◆ DATA RECORDS
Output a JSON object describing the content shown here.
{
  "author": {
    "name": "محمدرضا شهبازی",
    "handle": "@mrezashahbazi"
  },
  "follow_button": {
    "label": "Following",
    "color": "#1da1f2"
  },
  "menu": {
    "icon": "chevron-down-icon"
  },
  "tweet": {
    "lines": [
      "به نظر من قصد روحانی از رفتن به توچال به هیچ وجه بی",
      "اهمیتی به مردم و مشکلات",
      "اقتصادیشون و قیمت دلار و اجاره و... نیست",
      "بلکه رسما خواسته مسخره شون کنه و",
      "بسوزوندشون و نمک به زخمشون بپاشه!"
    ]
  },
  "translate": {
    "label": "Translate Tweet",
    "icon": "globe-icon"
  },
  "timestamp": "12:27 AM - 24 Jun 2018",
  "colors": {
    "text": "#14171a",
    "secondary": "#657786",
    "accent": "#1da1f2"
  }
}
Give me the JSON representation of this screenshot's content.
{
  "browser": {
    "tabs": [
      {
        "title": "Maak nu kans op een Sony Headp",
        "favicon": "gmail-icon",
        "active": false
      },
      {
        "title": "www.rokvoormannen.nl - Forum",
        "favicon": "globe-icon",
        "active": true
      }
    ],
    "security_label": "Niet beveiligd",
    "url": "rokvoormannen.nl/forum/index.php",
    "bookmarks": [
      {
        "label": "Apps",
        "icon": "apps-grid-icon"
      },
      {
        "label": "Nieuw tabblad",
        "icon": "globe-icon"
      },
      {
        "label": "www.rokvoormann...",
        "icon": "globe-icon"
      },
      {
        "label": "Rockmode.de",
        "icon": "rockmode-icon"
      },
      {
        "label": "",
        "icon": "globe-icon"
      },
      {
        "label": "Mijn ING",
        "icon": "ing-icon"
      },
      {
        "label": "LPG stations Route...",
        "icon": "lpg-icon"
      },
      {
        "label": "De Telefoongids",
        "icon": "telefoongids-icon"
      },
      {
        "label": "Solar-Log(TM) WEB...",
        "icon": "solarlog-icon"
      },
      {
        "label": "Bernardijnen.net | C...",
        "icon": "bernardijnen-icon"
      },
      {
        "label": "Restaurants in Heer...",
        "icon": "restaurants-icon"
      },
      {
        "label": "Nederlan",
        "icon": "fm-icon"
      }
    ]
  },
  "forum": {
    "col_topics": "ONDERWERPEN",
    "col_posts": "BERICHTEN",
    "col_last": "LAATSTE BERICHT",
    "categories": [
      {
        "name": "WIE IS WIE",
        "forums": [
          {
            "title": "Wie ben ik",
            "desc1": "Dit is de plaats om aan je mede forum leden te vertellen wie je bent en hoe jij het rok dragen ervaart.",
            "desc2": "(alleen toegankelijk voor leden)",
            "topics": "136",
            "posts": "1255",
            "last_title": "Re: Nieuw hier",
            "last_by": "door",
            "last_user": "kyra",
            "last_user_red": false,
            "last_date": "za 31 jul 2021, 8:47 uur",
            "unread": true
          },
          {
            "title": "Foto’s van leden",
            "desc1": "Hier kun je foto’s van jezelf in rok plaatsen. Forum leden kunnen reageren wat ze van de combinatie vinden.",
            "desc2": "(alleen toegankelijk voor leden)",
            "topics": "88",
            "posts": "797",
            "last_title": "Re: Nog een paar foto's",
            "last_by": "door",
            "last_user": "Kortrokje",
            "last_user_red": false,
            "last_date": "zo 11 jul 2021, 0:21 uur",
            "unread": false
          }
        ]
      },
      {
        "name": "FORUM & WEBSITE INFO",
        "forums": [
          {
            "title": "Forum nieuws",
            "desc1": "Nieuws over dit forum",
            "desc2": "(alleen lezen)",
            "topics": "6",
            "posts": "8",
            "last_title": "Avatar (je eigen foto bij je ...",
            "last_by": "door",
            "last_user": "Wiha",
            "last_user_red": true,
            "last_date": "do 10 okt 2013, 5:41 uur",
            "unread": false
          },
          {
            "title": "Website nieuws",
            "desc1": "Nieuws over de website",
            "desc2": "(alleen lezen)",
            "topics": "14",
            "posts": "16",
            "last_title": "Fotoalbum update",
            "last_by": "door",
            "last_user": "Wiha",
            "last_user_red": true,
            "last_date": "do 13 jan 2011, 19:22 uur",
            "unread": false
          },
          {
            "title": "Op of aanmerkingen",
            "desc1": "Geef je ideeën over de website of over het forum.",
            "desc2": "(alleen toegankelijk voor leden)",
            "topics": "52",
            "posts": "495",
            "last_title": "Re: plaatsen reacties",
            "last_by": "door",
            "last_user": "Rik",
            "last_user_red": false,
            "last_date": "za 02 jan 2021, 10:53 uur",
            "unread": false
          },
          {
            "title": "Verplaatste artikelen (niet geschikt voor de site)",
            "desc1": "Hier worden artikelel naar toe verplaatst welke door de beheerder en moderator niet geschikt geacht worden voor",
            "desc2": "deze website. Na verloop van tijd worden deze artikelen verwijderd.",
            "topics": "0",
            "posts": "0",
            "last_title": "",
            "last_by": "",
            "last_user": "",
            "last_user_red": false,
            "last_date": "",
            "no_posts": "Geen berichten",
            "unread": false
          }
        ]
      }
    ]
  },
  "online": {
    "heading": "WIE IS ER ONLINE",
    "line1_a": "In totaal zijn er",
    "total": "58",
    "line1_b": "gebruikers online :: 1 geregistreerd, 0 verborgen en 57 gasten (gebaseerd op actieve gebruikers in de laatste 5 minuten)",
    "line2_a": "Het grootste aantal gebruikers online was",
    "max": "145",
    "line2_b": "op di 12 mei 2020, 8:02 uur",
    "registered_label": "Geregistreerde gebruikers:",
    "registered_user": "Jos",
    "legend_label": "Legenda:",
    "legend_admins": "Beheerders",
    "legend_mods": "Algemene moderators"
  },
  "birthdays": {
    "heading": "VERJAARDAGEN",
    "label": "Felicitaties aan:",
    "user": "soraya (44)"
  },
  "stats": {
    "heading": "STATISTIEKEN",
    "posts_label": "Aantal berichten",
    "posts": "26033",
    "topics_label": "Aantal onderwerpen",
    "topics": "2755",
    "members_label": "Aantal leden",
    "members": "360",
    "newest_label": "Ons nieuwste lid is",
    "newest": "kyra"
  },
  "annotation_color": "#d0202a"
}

◆ WRITTEN TASK
Repeat every record, exactly as written.

◆ ANSWER IN FULL
Output a JSON object describing the content shown here.
{
  "author": {
    "name": "محمدرضا شهبازی",
    "handle": "@mrezashahbazi"
  },
  "follow_button": {
    "label": "Following",
    "color": "#1da1f2"
  },
  "menu": {
    "icon": "chevron-down-icon"
  },
  "tweet": {
    "lines": [
      "به نظر من قصد روحانی از رفتن به توچال به هیچ وجه بی",
      "اهمیتی به مردم و مشکلات",
      "اقتصادیشون و قیمت دلار و اجاره و... نیست",
      "بلکه رسما خواسته مسخره شون کنه و",
      "بسوزوندشون و نمک به زخمشون بپاشه!"
    ]
  },
  "translate": {
    "label": "Translate Tweet",
    "icon": "globe-icon"
  },
  "timestamp": "12:27 AM - 24 Jun 2018",
  "colors": {
    "text": "#14171a",
    "secondary": "#657786",
    "accent": "#1da1f2"
  }
}
Give me the JSON representation of this screenshot's content.
{
  "browser": {
    "tabs": [
      {
        "title": "Maak nu kans op een Sony Headp",
        "favicon": "gmail-icon",
        "active": false
      },
      {
        "title": "www.rokvoormannen.nl - Forum",
        "favicon": "globe-icon",
        "active": true
      }
    ],
    "security_label": "Niet beveiligd",
    "url": "rokvoormannen.nl/forum/index.php",
    "bookmarks": [
      {
        "label": "Apps",
        "icon": "apps-grid-icon"
      },
      {
        "label": "Nieuw tabblad",
        "icon": "globe-icon"
      },
      {
        "label": "www.rokvoormann...",
        "icon": "globe-icon"
      },
      {
        "label": "Rockmode.de",
        "icon": "rockmode-icon"
      },
      {
        "label": "",
        "icon": "globe-icon"
      },
      {
        "label": "Mijn ING",
        "icon": "ing-icon"
      },
      {
        "label": "LPG stations Route...",
        "icon": "lpg-icon"
      },
      {
        "label": "De Telefoongids",
        "icon": "telefoongids-icon"
      },
      {
        "label": "Solar-Log(TM) WEB...",
        "icon": "solarlog-icon"
      },
      {
        "label": "Bernardijnen.net | C...",
        "icon": "bernardijnen-icon"
      },
      {
        "label": "Restaurants in Heer...",
        "icon": "restaurants-icon"
      },
      {
        "label": "Nederlan",
        "icon": "fm-icon"
      }
    ]
  },
  "forum": {
    "col_topics": "ONDERWERPEN",
    "col_posts": "BERICHTEN",
    "col_last": "LAATSTE BERICHT",
    "categories": [
      {
        "name": "WIE IS WIE",
        "forums": [
          {
            "title": "Wie ben ik",
            "desc1": "Dit is de plaats om aan je mede forum leden te vertellen wie je bent en hoe jij het rok dragen ervaart.",
            "desc2": "(alleen toegankelijk voor leden)",
            "topics": "136",
            "posts": "1255",
            "last_title": "Re: Nieuw hier",
            "last_by": "door",
            "last_user": "kyra",
            "last_user_red": false,
            "last_date": "za 31 jul 2021, 8:47 uur",
            "unread": true
          },
          {
            "title": "Foto’s van leden",
            "desc1": "Hier kun je foto’s van jezelf in rok plaatsen. Forum leden kunnen reageren wat ze van de combinatie vinden.",
            "desc2": "(alleen toegankelijk voor leden)",
            "topics": "88",
            "posts": "797",
            "last_title": "Re: Nog een paar foto's",
            "last_by": "door",
            "last_user": "Kortrokje",
            "last_user_red": false,
            "last_date": "zo 11 jul 2021, 0:21 uur",
            "unread": false
          }
        ]
      },
      {
        "name": "FORUM & WEBSITE INFO",
        "forums": [
          {
            "title": "Forum nieuws",
            "desc1": "Nieuws over dit forum",
            "desc2": "(alleen lezen)",
            "topics": "6",
            "posts": "8",
            "last_title": "Avatar (je eigen foto bij je ...",
            "last_by": "door",
            "last_user": "Wiha",
            "last_user_red": true,
            "last_date": "do 10 okt 2013, 5:41 uur",
            "unread": false
          },
          {
            "title": "Website nieuws",
            "desc1": "Nieuws over de website",
            "desc2": "(alleen lezen)",
            "topics": "14",
            "posts": "16",
            "last_title": "Fotoalbum update",
            "last_by": "door",
            "last_user": "Wiha",
            "last_user_red": true,
            "last_date": "do 13 jan 2011, 19:22 uur",
            "unread": false
          },
          {
            "title": "Op of aanmerkingen",
            "desc1": "Geef je ideeën over de website of over het forum.",
            "desc2": "(alleen toegankelijk voor leden)",
            "topics": "52",
            "posts": "495",
            "last_title": "Re: plaatsen reacties",
            "last_by": "door",
            "last_user": "Rik",
            "last_user_red": false,
            "last_date": "za 02 jan 2021, 10:53 uur",
            "unread": false
          },
          {
            "title": "Verplaatste artikelen (niet geschikt voor de site)",
            "desc1": "Hier worden artikelel naar toe verplaatst welke door de beheerder en moderator niet geschikt geacht worden voor",
            "desc2": "deze website. Na verloop van tijd worden deze artikelen verwijderd.",
            "topics": "0",
            "posts": "0",
            "last_title": "",
            "last_by": "",
            "last_user": "",
            "last_user_red": false,
            "last_date": "",
            "no_posts": "Geen berichten",
            "unread": false
          }
        ]
      }
    ]
  },
  "online": {
    "heading": "WIE IS ER ONLINE",
    "line1_a": "In totaal zijn er",
    "total": "58",
    "line1_b": "gebruikers online :: 1 geregistreerd, 0 verborgen en 57 gasten (gebaseerd op actieve gebruikers in de laatste 5 minuten)",
    "line2_a": "Het grootste aantal gebruikers online was",
    "max": "145",
    "line2_b": "op di 12 mei 2020, 8:02 uur",
    "registered_label": "Geregistreerde gebruikers:",
    "registered_user": "Jos",
    "legend_label": "Legenda:",
    "legend_admins": "Beheerders",
    "legend_mods": "Algemene moderators"
  },
  "birthdays": {
    "heading": "VERJAARDAGEN",
    "label": "Felicitaties aan:",
    "user": "soraya (44)"
  },
  "stats": {
    "heading": "STATISTIEKEN",
    "posts_label": "Aantal berichten",
    "posts": "26033",
    "topics_label": "Aantal onderwerpen",
    "topics": "2755",
    "members_label": "Aantal leden",
    "members": "360",
    "newest_label": "Ons nieuwste lid is",
    "newest": "kyra"
  },
  "annotation_color": "#d0202a"
}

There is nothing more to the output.